- Record excerpts:

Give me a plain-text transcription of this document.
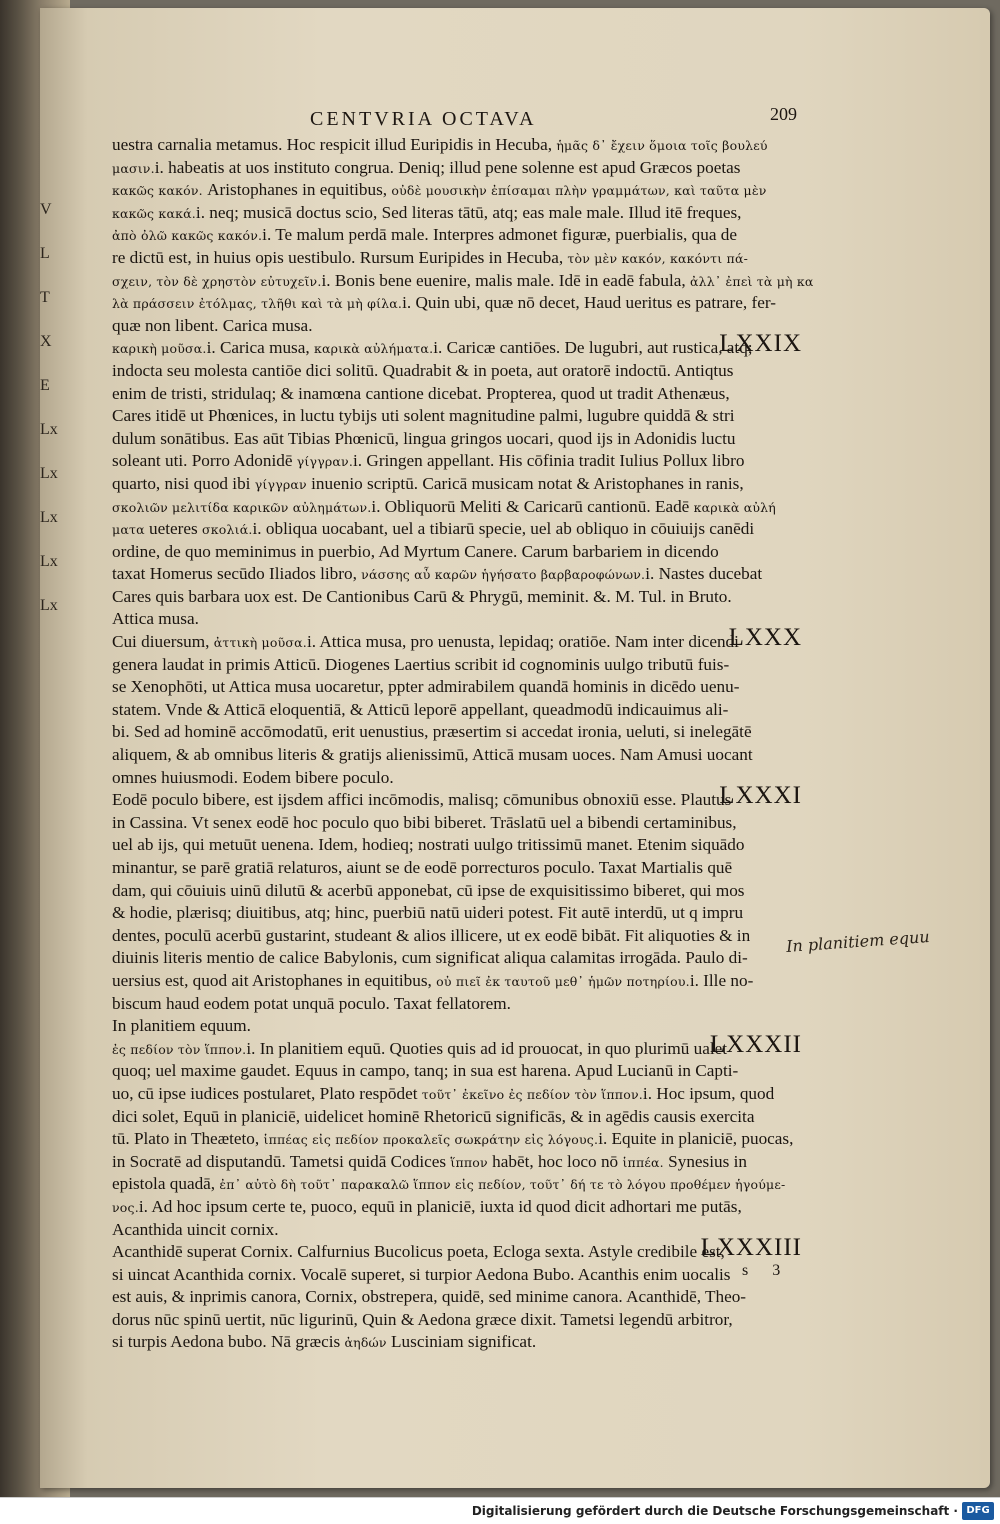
V
L
T
X
E
Lx
Lx
Lx
Lx
Lx
CENTVRIA OCTAVA	209
uestra carnalia metamus. Hoc respicit illud Euripidis in Hecuba, ἡμᾶς δ᾽ ἔχειν ὅμοια τοῖς βουλεύ
μασιν.i. habeatis at uos instituto congrua. Deniq; illud pene solenne est apud Græcos poetas
κακῶς κακόν. Aristophanes in equitibus, οὐδὲ μουσικὴν ἐπίσαμαι πλὴν γραμμάτων, καὶ ταῦτα μὲν
κακῶς κακά.i. neq; musicā doctus scio, Sed literas tātū, atq; eas male male. Illud itē freques,
ἀπὸ ὀλῶ κακῶς κακόν.i. Te malum perdā male. Interpres admonet figuræ, puerbialis, qua de
re dictū est, in huius opis uestibulo. Rursum Euripides in Hecuba, τὸν μὲν κακόν, κακόντι πά-
σχειν, τὸν δὲ χρηστὸν εὐτυχεῖν.i. Bonis bene euenire, malis male. Idē in eadē fabula, ἀλλ᾽ ἐπεὶ τὰ μὴ κα
λὰ πράσσειν ἐτόλμας, τλῆθι καὶ τὰ μὴ φίλα.i. Quin ubi, quæ nō decet, Haud ueritus es patrare, fer-
quæ non libent. Carica musa.
LXXIX
καρικὴ μοῦσα.i. Carica musa, καρικὰ αὐλήματα.i. Caricæ cantiōes. De lugubri, aut rustica, atq;
indocta seu molesta cantiōe dici solitū. Quadrabit & in poeta, aut oratorē indoctū. Antiqtus
enim de tristi, stridulaq; & inamœna cantione dicebat. Propterea, quod ut tradit Athenæus,
Cares itidē ut Phœnices, in luctu tybijs uti solent magnitudine palmi, lugubre quiddā & stri
dulum sonātibus. Eas aūt Tibias Phœnicū, lingua gringos uocari, quod ijs in Adonidis luctu
soleant uti. Porro Adonidē γίγγραν.i. Gringen appellant. His cōfinia tradit Iulius Pollux libro
quarto, nisi quod ibi γίγγραν inuenio scriptū. Caricā musicam notat & Aristophanes in ranis,
σκολιῶν μελιτίδα καρικῶν αὐλημάτων.i. Obliquorū Meliti & Caricarū cantionū. Eadē καρικὰ αὐλή
ματα ueteres σκολιά.i. obliqua uocabant, uel a tibiarū specie, uel ab obliquo in cōuiuijs canēdi
ordine, de quo meminimus in puerbio, Ad Myrtum Canere. Carum barbariem in dicendo
taxat Homerus secūdo Iliados libro, νάσσης αὖ καρῶν ἡγήσατο βαρβαροφώνων.i. Nastes ducebat
Cares quis barbara uox est. De Cantionibus Carū & Phrygū, meminit. &. M. Tul. in Bruto.
Attica musa.
LXXX
Cui diuersum, ἀττικὴ μοῦσα.i. Attica musa, pro uenusta, lepidaq; oratiōe. Nam inter dicendi
genera laudat in primis Atticū. Diogenes Laertius scribit id cognominis uulgo tributū fuis-
se Xenophōti, ut Attica musa uocaretur, ppter admirabilem quandā hominis in dicēdo uenu-
statem. Vnde & Atticā eloquentiā, & Atticū leporē appellant, queadmodū indicauimus ali-
bi. Sed ad hominē accōmodatū, erit uenustius, præsertim si accedat ironia, ueluti, si inelegātē
aliquem, & ab omnibus literis & gratijs alienissimū, Atticā musam uoces. Nam Amusi uocant
omnes huiusmodi. Eodem bibere poculo.
LXXXI
Eodē poculo bibere, est ijsdem affici incōmodis, malisq; cōmunibus obnoxiū esse. Plautus
in Cassina. Vt senex eodē hoc poculo quo bibi biberet. Trāslatū uel a bibendi certaminibus,
uel ab ijs, qui metuūt uenena. Idem, hodieq; nostrati uulgo tritissimū manet. Etenim siquādo
minantur, se parē gratiā relaturos, aiunt se de eodē porrecturos poculo. Taxat Martialis quē
dam, qui cōuiuis uinū dilutū & acerbū apponebat, cū ipse de exquisitissimo biberet, qui mos
& hodie, plærisq; diuitibus, atq; hinc, puerbiū natū uideri potest. Fit autē interdū, ut q impru
dentes, poculū acerbū gustarint, studeant & alios illicere, ut ex eodē bibāt. Fit aliquoties & in
diuinis literis mentio de calice Babylonis, cum significat aliqua calamitas irrogāda. Paulo di-
uersius est, quod ait Aristophanes in equitibus, οὐ πιεῖ ἐκ ταυτοῦ μεθ᾽ ἡμῶν ποτηρίου.i. Ille no-
biscum haud eodem potat unquā poculo. Taxat fellatorem.
In planitiem equum.
LXXXII
ἐς πεδίον τὸν ἵππον.i. In planitiem equū. Quoties quis ad id prouocat, in quo plurimū ualet
quoq; uel maxime gaudet. Equus in campo, tanq; in sua est harena. Apud Lucianū in Capti-
uo, cū ipse iudices postularet, Plato respōdet τοῦτ᾽ ἐκεῖνο ἐς πεδίον τὸν ἵππον.i. Hoc ipsum, quod
dici solet, Equū in planiciē, uidelicet hominē Rhetoricū significās, & in agēdis causis exercita
tū. Plato in Theæteto, ἱππέας εἰς πεδίον προκαλεῖς σωκράτην εἰς λόγους.i. Equite in planiciē, puocas,
in Socratē ad disputandū. Tametsi quidā Codices ἵππον habēt, hoc loco nō ἱππέα. Synesius in
epistola quadā, ἐπ᾽ αὐτὸ δὴ τοῦτ᾽ παρακαλῶ ἵππον εἰς πεδίον, τοῦτ᾽ δή τε τὸ λόγου προθέμεν ἡγούμε-
νος.i. Ad hoc ipsum certe te, puoco, equū in planiciē, iuxta id quod dicit adhortari me putās,
Acanthida uincit cornix.
LXXXIII
Acanthidē superat Cornix. Calfurnius Bucolicus poeta, Ecloga sexta. Astyle credibile est,
si uincat Acanthida cornix. Vocalē superet, si turpior Aedona Bubo. Acanthis enim uocalis
est auis, & inprimis canora, Cornix, obstrepera, quidē, sed minime canora. Acanthidē, Theo-
dorus nūc spinū uertit, nūc ligurinū, Quin & Aedona græce dixit. Tametsi legendū arbitror,
si turpis Aedona bubo. Nā græcis ἀηδών Lusciniam significat.
In planitiem equu
s 3
Digitalisierung gefördert durch die Deutsche Forschungsgemeinschaft · DFG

- Exercise brief: Look through the entries above, and wherever a line holds the word "planiciē", copy it.

- Final answer:
dici solet, Equū in planiciē, uidelicet hominē Rhetoricū significās, & in agēdis causis exercita
tū. Plato in Theæteto, ἱππέας εἰς πεδίον προκαλεῖς σωκράτην εἰς λόγους.i. Equite in planiciē, puocas,
νος.i. Ad hoc ipsum certe te, puoco, equū in planiciē, iuxta id quod dicit adhortari me putās,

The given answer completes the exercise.